▸ **WRITTEN EXERCISE**:
Repeat each entry as written, dropping any picture you find.

▸ **ENTRIES SHOWN**:

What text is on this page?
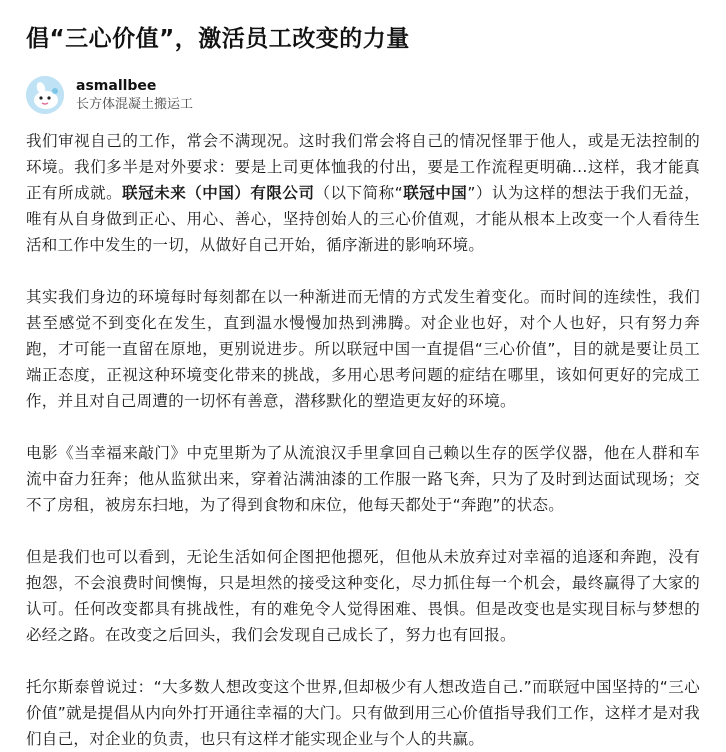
倡“三心价值”，激活员工改变的力量
asmallbee
长方体混凝土搬运工

我们审视自己的工作，常会不满现况。这时我们常会将自己的情况怪罪于他人，或是无法控制的环境。我们多半是对外要求：要是上司更体恤我的付出，要是工作流程更明确...这样，我才能真正有所成就。联冠未来（中国）有限公司（以下简称“联冠中国”）认为这样的想法于我们无益，唯有从自身做到正心、用心、善心，坚持创始人的三心价值观，才能从根本上改变一个人看待生活和工作中发生的一切，从做好自己开始，循序渐进的影响环境。

其实我们身边的环境每时每刻都在以一种渐进而无情的方式发生着变化。而时间的连续性，我们甚至感觉不到变化在发生，直到温水慢慢加热到沸腾。对企业也好，对个人也好，只有努力奔跑，才可能一直留在原地，更别说进步。所以联冠中国一直提倡“三心价值”，目的就是要让员工端正态度，正视这种环境变化带来的挑战，多用心思考问题的症结在哪里，该如何更好的完成工作，并且对自己周遭的一切怀有善意，潜移默化的塑造更友好的环境。

电影《当幸福来敲门》中克里斯为了从流浪汉手里拿回自己赖以生存的医学仪器，他在人群和车流中奋力狂奔；他从监狱出来，穿着沾满油漆的工作服一路飞奔，只为了及时到达面试现场；交不了房租，被房东扫地，为了得到食物和床位，他每天都处于“奔跑”的状态。

但是我们也可以看到，无论生活如何企图把他摁死，但他从未放弃过对幸福的追逐和奔跑，没有抱怨，不会浪费时间懊悔，只是坦然的接受这种变化，尽力抓住每一个机会，最终赢得了大家的认可。任何改变都具有挑战性，有的难免令人觉得困难、畏惧。但是改变也是实现目标与梦想的必经之路。在改变之后回头，我们会发现自己成长了，努力也有回报。

托尔斯泰曾说过：“大多数人想改变这个世界,但却极少有人想改造自己.”而联冠中国坚持的“三心价值”就是提倡从内向外打开通往幸福的大门。只有做到用三心价值指导我们工作，这样才是对我们自己，对企业的负责，也只有这样才能实现企业与个人的共赢。
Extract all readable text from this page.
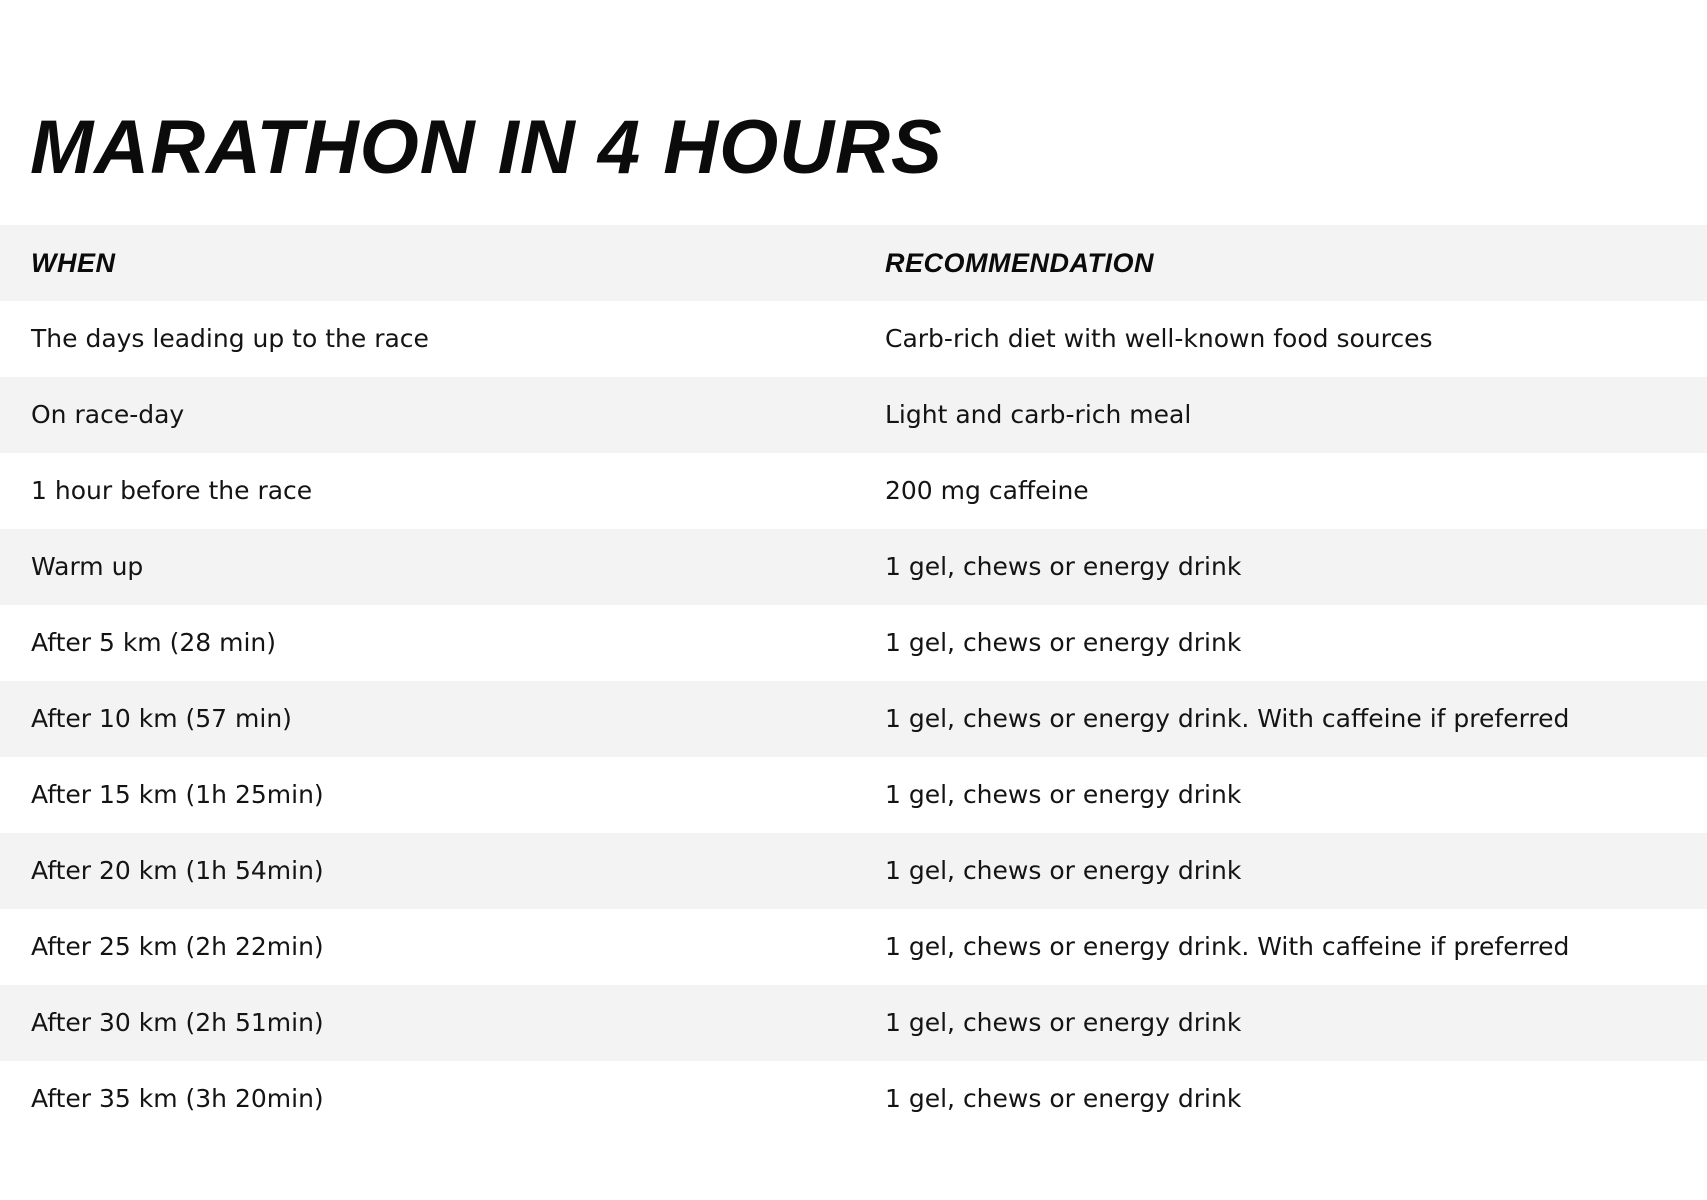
MARATHON IN 4 HOURS
WHEN	RECOMMENDATION
The days leading up to the race	Carb-rich diet with well-known food sources
On race-day	Light and carb-rich meal
1 hour before the race	200 mg caffeine
Warm up	1 gel, chews or energy drink
After 5 km (28 min)	1 gel, chews or energy drink
After 10 km (57 min)	1 gel, chews or energy drink. With caffeine if preferred
After 15 km (1h 25min)	1 gel, chews or energy drink
After 20 km (1h 54min)	1 gel, chews or energy drink
After 25 km (2h 22min)	1 gel, chews or energy drink. With caffeine if preferred
After 30 km (2h 51min)	1 gel, chews or energy drink
After 35 km (3h 20min)	1 gel, chews or energy drink
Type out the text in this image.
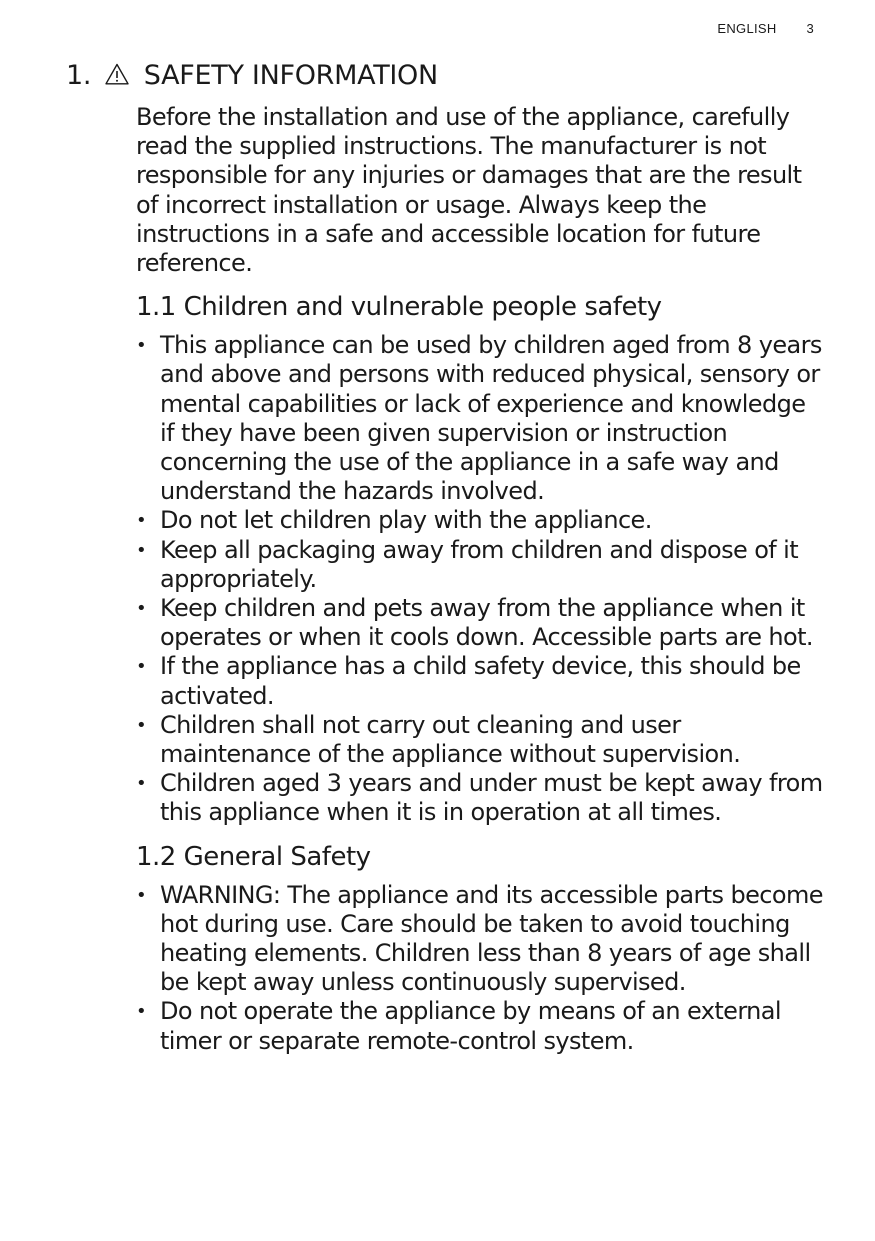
ENGLISH 3
1. SAFETY INFORMATION

Before the installation and use of the appliance, carefully read the supplied instructions. The manufacturer is not responsible for any injuries or damages that are the result of incorrect installation or usage. Always keep the instructions in a safe and accessible location for future reference.

1.1 Children and vulnerable people safety
• This appliance can be used by children aged from 8 years and above and persons with reduced physical, sensory or mental capabilities or lack of experience and knowledge if they have been given supervision or instruction concerning the use of the appliance in a safe way and understand the hazards involved.
• Do not let children play with the appliance.
• Keep all packaging away from children and dispose of it appropriately.
• Keep children and pets away from the appliance when it operates or when it cools down. Accessible parts are hot.
• If the appliance has a child safety device, this should be activated.
• Children shall not carry out cleaning and user maintenance of the appliance without supervision.
• Children aged 3 years and under must be kept away from this appliance when it is in operation at all times.
1.2 General Safety
• WARNING: The appliance and its accessible parts become hot during use. Care should be taken to avoid touching heating elements. Children less than 8 years of age shall be kept away unless continuously supervised.
• Do not operate the appliance by means of an external timer or separate remote-control system.
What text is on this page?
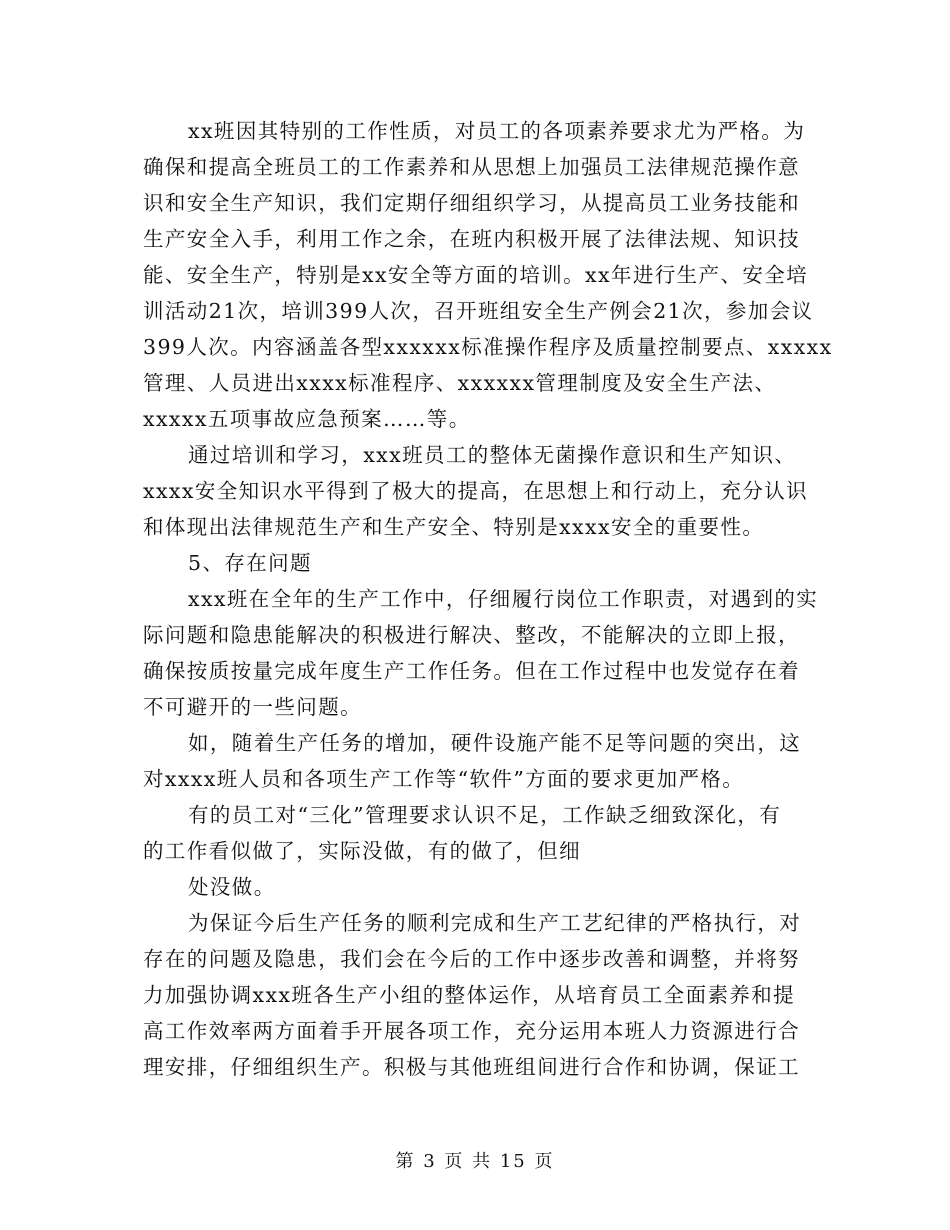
xx班因其特别的工作性质，对员工的各项素养要求尤为严格。为
确保和提高全班员工的工作素养和从思想上加强员工法律规范操作意
识和安全生产知识，我们定期仔细组织学习，从提高员工业务技能和
生产安全入手，利用工作之余，在班内积极开展了法律法规、知识技
能、安全生产，特别是xx安全等方面的培训。xx年进行生产、安全培
训活动21次，培训399人次，召开班组安全生产例会21次，参加会议
399人次。内容涵盖各型xxxxxx标准操作程序及质量控制要点、xxxxx
管理、人员进出xxxx标准程序、xxxxxx管理制度及安全生产法、
xxxxx五项事故应急预案……等。
通过培训和学习，xxx班员工的整体无菌操作意识和生产知识、
xxxx安全知识水平得到了极大的提高，在思想上和行动上，充分认识
和体现出法律规范生产和生产安全、特别是xxxx安全的重要性。
5、存在问题
xxx班在全年的生产工作中，仔细履行岗位工作职责，对遇到的实
际问题和隐患能解决的积极进行解决、整改，不能解决的立即上报，
确保按质按量完成年度生产工作任务。但在工作过程中也发觉存在着
不可避开的一些问题。
如，随着生产任务的增加，硬件设施产能不足等问题的突出，这
对xxxx班人员和各项生产工作等“软件”方面的要求更加严格。
有的员工对“三化”管理要求认识不足，工作缺乏细致深化，有
的工作看似做了，实际没做，有的做了，但细
处没做。
为保证今后生产任务的顺利完成和生产工艺纪律的严格执行，对
存在的问题及隐患，我们会在今后的工作中逐步改善和调整，并将努
力加强协调xxx班各生产小组的整体运作，从培育员工全面素养和提
高工作效率两方面着手开展各项工作，充分运用本班人力资源进行合
理安排，仔细组织生产。积极与其他班组间进行合作和协调，保证工
第 3 页 共 15 页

▸ **FINISHED TASK**:
What text is on this page?
倡“三心价值”，激活员工改变的力量
asmallbee
长方体混凝土搬运工

我们审视自己的工作，常会不满现况。这时我们常会将自己的情况怪罪于他人，或是无法控制的环境。我们多半是对外要求：要是上司更体恤我的付出，要是工作流程更明确...这样，我才能真正有所成就。联冠未来（中国）有限公司（以下简称“联冠中国”）认为这样的想法于我们无益，唯有从自身做到正心、用心、善心，坚持创始人的三心价值观，才能从根本上改变一个人看待生活和工作中发生的一切，从做好自己开始，循序渐进的影响环境。

其实我们身边的环境每时每刻都在以一种渐进而无情的方式发生着变化。而时间的连续性，我们甚至感觉不到变化在发生，直到温水慢慢加热到沸腾。对企业也好，对个人也好，只有努力奔跑，才可能一直留在原地，更别说进步。所以联冠中国一直提倡“三心价值”，目的就是要让员工端正态度，正视这种环境变化带来的挑战，多用心思考问题的症结在哪里，该如何更好的完成工作，并且对自己周遭的一切怀有善意，潜移默化的塑造更友好的环境。

电影《当幸福来敲门》中克里斯为了从流浪汉手里拿回自己赖以生存的医学仪器，他在人群和车流中奋力狂奔；他从监狱出来，穿着沾满油漆的工作服一路飞奔，只为了及时到达面试现场；交不了房租，被房东扫地，为了得到食物和床位，他每天都处于“奔跑”的状态。

但是我们也可以看到，无论生活如何企图把他摁死，但他从未放弃过对幸福的追逐和奔跑，没有抱怨，不会浪费时间懊悔，只是坦然的接受这种变化，尽力抓住每一个机会，最终赢得了大家的认可。任何改变都具有挑战性，有的难免令人觉得困难、畏惧。但是改变也是实现目标与梦想的必经之路。在改变之后回头，我们会发现自己成长了，努力也有回报。

托尔斯泰曾说过：“大多数人想改变这个世界,但却极少有人想改造自己.”而联冠中国坚持的“三心价值”就是提倡从内向外打开通往幸福的大门。只有做到用三心价值指导我们工作，这样才是对我们自己，对企业的负责，也只有这样才能实现企业与个人的共赢。
Extract all readable text from this page.
MARATHON IN 4 HOURS
WHEN	RECOMMENDATION
The days leading up to the race	Carb-rich diet with well-known food sources
On race-day	Light and carb-rich meal
1 hour before the race	200 mg caffeine
Warm up	1 gel, chews or energy drink
After 5 km (28 min)	1 gel, chews or energy drink
After 10 km (57 min)	1 gel, chews or energy drink. With caffeine if preferred
After 15 km (1h 25min)	1 gel, chews or energy drink
After 20 km (1h 54min)	1 gel, chews or energy drink
After 25 km (2h 22min)	1 gel, chews or energy drink. With caffeine if preferred
After 30 km (2h 51min)	1 gel, chews or energy drink
After 35 km (3h 20min)	1 gel, chews or energy drink
Type out the text in this image.
ENGLISH 3
1. SAFETY INFORMATION

Before the installation and use of the appliance, carefully read the supplied instructions. The manufacturer is not responsible for any injuries or damages that are the result of incorrect installation or usage. Always keep the instructions in a safe and accessible location for future reference.

1.1 Children and vulnerable people safety
• This appliance can be used by children aged from 8 years and above and persons with reduced physical, sensory or mental capabilities or lack of experience and knowledge if they have been given supervision or instruction concerning the use of the appliance in a safe way and understand the hazards involved.
• Do not let children play with the appliance.
• Keep all packaging away from children and dispose of it appropriately.
• Keep children and pets away from the appliance when it operates or when it cools down. Accessible parts are hot.
• If the appliance has a child safety device, this should be activated.
• Children shall not carry out cleaning and user maintenance of the appliance without supervision.
• Children aged 3 years and under must be kept away from this appliance when it is in operation at all times.
1.2 General Safety
• WARNING: The appliance and its accessible parts become hot during use. Care should be taken to avoid touching heating elements. Children less than 8 years of age shall be kept away unless continuously supervised.
• Do not operate the appliance by means of an external timer or separate remote-control system.
What text is on this page?
xx班因其特别的工作性质，对员工的各项素养要求尤为严格。为
确保和提高全班员工的工作素养和从思想上加强员工法律规范操作意
识和安全生产知识，我们定期仔细组织学习，从提高员工业务技能和
生产安全入手，利用工作之余，在班内积极开展了法律法规、知识技
能、安全生产，特别是xx安全等方面的培训。xx年进行生产、安全培
训活动21次，培训399人次，召开班组安全生产例会21次，参加会议
399人次。内容涵盖各型xxxxxx标准操作程序及质量控制要点、xxxxx
管理、人员进出xxxx标准程序、xxxxxx管理制度及安全生产法、
xxxxx五项事故应急预案……等。
通过培训和学习，xxx班员工的整体无菌操作意识和生产知识、
xxxx安全知识水平得到了极大的提高，在思想上和行动上，充分认识
和体现出法律规范生产和生产安全、特别是xxxx安全的重要性。
5、存在问题
xxx班在全年的生产工作中，仔细履行岗位工作职责，对遇到的实
际问题和隐患能解决的积极进行解决、整改，不能解决的立即上报，
确保按质按量完成年度生产工作任务。但在工作过程中也发觉存在着
不可避开的一些问题。
如，随着生产任务的增加，硬件设施产能不足等问题的突出，这
对xxxx班人员和各项生产工作等“软件”方面的要求更加严格。
有的员工对“三化”管理要求认识不足，工作缺乏细致深化，有
的工作看似做了，实际没做，有的做了，但细
处没做。
为保证今后生产任务的顺利完成和生产工艺纪律的严格执行，对
存在的问题及隐患，我们会在今后的工作中逐步改善和调整，并将努
力加强协调xxx班各生产小组的整体运作，从培育员工全面素养和提
高工作效率两方面着手开展各项工作，充分运用本班人力资源进行合
理安排，仔细组织生产。积极与其他班组间进行合作和协调，保证工
第 3 页 共 15 页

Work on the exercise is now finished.